> _Short exercise_: Search the listing below for the string "BOAT" and copy every line where it occurs.

> _Data entries_:
--- --- ---
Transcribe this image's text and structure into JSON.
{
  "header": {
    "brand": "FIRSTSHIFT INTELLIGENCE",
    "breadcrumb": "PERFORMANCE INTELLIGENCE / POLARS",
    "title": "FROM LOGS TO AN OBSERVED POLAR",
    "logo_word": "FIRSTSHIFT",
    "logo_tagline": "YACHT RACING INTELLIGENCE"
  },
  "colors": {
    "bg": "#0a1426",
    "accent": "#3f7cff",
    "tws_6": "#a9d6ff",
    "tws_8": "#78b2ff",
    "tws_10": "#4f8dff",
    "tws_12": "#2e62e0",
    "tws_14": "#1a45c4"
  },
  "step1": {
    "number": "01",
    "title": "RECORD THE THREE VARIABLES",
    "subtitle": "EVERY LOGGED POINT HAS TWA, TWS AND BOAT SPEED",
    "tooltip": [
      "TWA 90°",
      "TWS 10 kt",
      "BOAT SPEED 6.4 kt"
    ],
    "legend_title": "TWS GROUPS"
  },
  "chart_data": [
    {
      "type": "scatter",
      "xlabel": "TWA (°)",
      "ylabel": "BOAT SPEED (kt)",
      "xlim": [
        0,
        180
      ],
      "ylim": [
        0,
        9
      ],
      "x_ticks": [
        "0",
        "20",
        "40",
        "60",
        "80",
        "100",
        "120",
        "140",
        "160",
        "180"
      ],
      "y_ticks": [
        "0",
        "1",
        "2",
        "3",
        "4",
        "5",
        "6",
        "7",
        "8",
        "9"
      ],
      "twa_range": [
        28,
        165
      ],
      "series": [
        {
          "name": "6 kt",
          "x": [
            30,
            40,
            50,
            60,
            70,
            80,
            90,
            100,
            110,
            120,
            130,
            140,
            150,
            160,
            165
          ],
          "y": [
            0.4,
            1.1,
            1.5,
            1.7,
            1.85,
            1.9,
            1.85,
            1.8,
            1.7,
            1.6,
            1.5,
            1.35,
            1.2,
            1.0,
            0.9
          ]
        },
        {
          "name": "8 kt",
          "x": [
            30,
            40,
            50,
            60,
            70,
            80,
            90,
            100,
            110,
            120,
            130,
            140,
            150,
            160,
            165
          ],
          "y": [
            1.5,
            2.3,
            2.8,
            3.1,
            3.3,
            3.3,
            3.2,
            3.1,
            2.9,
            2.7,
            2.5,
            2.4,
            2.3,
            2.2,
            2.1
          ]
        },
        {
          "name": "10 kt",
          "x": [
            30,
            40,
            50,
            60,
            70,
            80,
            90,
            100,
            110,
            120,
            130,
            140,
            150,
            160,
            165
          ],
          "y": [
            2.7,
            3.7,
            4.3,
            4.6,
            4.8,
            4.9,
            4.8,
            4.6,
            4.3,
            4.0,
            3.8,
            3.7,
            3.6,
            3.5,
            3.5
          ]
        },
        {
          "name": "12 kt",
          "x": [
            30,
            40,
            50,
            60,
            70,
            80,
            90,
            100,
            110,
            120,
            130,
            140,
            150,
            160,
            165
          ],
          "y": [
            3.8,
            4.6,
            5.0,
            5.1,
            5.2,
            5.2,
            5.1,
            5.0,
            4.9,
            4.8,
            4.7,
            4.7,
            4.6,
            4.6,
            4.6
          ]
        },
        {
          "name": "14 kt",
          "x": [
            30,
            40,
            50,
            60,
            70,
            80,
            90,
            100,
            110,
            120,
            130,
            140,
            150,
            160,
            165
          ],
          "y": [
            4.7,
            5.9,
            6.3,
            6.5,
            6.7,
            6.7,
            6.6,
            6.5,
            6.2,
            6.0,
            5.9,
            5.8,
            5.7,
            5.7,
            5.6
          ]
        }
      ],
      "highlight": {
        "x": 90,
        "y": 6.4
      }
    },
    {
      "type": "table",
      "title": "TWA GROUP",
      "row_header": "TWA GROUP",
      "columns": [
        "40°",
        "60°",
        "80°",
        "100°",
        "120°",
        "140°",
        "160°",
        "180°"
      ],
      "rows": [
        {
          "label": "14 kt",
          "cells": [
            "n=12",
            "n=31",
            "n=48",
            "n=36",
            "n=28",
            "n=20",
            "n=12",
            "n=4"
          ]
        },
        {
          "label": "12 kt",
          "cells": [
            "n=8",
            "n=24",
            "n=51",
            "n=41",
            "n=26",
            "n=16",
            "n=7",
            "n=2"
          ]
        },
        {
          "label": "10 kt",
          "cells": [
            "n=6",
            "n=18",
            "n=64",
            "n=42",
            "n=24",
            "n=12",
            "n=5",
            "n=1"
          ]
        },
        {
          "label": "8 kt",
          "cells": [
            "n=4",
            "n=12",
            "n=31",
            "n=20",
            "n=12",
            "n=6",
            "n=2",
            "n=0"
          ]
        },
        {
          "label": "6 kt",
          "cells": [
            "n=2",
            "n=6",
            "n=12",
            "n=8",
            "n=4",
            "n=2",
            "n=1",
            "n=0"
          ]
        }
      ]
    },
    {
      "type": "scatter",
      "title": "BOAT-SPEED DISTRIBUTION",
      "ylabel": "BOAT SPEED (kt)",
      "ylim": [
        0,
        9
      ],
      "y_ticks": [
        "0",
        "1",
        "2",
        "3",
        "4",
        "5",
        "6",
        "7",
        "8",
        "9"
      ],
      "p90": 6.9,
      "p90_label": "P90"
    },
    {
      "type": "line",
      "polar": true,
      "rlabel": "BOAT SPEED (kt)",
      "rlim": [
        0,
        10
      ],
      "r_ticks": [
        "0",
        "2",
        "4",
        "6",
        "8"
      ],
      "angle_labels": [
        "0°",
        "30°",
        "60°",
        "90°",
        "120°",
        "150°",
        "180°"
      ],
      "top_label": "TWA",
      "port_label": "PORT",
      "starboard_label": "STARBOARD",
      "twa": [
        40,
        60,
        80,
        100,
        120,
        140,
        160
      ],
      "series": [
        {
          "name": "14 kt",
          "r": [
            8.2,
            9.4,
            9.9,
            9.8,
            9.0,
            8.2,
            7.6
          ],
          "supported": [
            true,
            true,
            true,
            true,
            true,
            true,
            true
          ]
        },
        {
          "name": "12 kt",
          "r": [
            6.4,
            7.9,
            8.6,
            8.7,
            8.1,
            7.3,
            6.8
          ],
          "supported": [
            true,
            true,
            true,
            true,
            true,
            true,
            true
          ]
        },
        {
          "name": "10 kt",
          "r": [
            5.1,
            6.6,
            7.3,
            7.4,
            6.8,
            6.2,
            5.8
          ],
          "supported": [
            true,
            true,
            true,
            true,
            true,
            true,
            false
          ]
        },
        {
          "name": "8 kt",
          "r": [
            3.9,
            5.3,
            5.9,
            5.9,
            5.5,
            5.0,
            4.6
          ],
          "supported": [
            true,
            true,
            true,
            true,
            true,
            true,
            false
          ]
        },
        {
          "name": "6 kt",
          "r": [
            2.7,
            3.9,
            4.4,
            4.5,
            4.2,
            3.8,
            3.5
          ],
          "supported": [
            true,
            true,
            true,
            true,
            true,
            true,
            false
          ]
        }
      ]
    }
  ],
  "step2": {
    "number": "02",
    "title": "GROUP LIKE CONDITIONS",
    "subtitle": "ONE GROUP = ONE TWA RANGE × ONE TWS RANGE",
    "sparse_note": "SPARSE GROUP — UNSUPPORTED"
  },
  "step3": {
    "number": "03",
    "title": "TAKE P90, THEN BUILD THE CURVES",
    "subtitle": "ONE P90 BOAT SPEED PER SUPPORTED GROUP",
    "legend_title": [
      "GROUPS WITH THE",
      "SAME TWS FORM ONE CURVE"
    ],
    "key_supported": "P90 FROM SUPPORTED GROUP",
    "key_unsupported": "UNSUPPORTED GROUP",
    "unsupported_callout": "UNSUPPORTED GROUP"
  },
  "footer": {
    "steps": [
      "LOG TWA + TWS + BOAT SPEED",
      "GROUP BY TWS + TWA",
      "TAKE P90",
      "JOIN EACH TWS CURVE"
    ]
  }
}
--- --- ---
> _Exercise response_:
    "subtitle": "EVERY LOGGED POINT HAS TWA, TWS AND BOAT SPEED",
      "BOAT SPEED 6.4 kt"
      "ylabel": "BOAT SPEED (kt)",
      "title": "BOAT-SPEED DISTRIBUTION",
      "ylabel": "BOAT SPEED (kt)",
      "rlabel": "BOAT SPEED (kt)",
    "subtitle": "ONE P90 BOAT SPEED PER SUPPORTED GROUP",
      "LOG TWA + TWS + BOAT SPEED",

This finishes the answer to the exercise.